Below are entries. Pull out all lines containing "známo".

(Dataset entries)
━━━

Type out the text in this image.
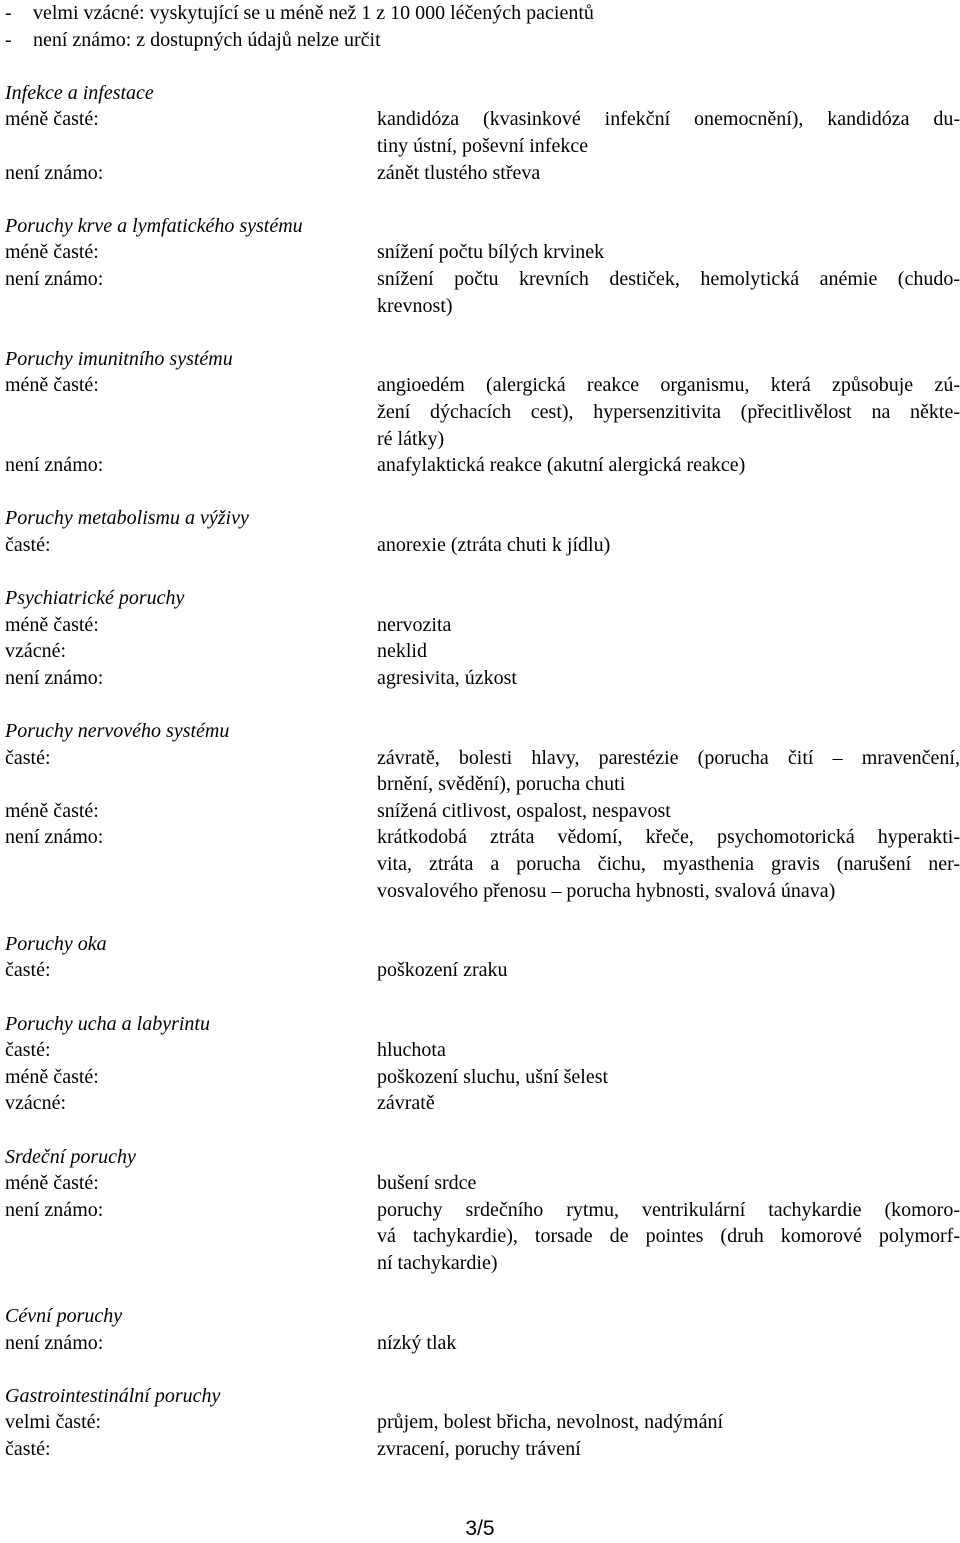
- velmi vzácné: vyskytující se u méně než 1 z 10 000 léčených pacientů
- není známo: z dostupných údajů nelze určit
Infekce a infestace
méně časté:	kandidóza (kvasinkové infekční onemocnění), kandidóza du-
tiny ústní, poševní infekce
není známo:	zánět tlustého střeva
Poruchy krve a lymfatického systému
méně časté:	snížení počtu bílých krvinek
není známo:	snížení počtu krevních destiček, hemolytická anémie (chudo-
krevnost)
Poruchy imunitního systému
méně časté:	angioedém (alergická reakce organismu, která způsobuje zú-
žení dýchacích cest), hypersenzitivita (přecitlivělost na někte-
ré látky)
není známo:	anafylaktická reakce (akutní alergická reakce)
Poruchy metabolismu a výživy
časté:	anorexie (ztráta chuti k jídlu)
Psychiatrické poruchy
méně časté:	nervozita
vzácné:	neklid
není známo:	agresivita, úzkost
Poruchy nervového systému
časté:	závratě, bolesti hlavy, parestézie (porucha čití – mravenčení,
brnění, svědění), porucha chuti
méně časté:	snížená citlivost, ospalost, nespavost
není známo:	krátkodobá ztráta vědomí, křeče, psychomotorická hyperakti-
vita, ztráta a porucha čichu, myasthenia gravis (narušení ner-
vosvalového přenosu – porucha hybnosti, svalová únava)
Poruchy oka
časté:	poškození zraku
Poruchy ucha a labyrintu
časté:	hluchota
méně časté:	poškození sluchu, ušní šelest
vzácné:	závratě
Srdeční poruchy
méně časté:	bušení srdce
není známo:	poruchy srdečního rytmu, ventrikulární tachykardie (komoro-
vá tachykardie), torsade de pointes (druh komorové polymorf-
ní tachykardie)
Cévní poruchy
není známo:	nízký tlak
Gastrointestinální poruchy
velmi časté:	průjem, bolest břicha, nevolnost, nadýmání
časté:	zvracení, poruchy trávení
3/5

━━━

#### [RESULT FOR THIS TASK]
- není známo: z dostupných údajů nelze určit
není známo:	zánět tlustého střeva
není známo:	snížení počtu krevních destiček, hemolytická anémie (chudo-
není známo:	anafylaktická reakce (akutní alergická reakce)
není známo:	agresivita, úzkost
není známo:	krátkodobá ztráta vědomí, křeče, psychomotorická hyperakti-
není známo:	poruchy srdečního rytmu, ventrikulární tachykardie (komoro-
není známo:	nízký tlak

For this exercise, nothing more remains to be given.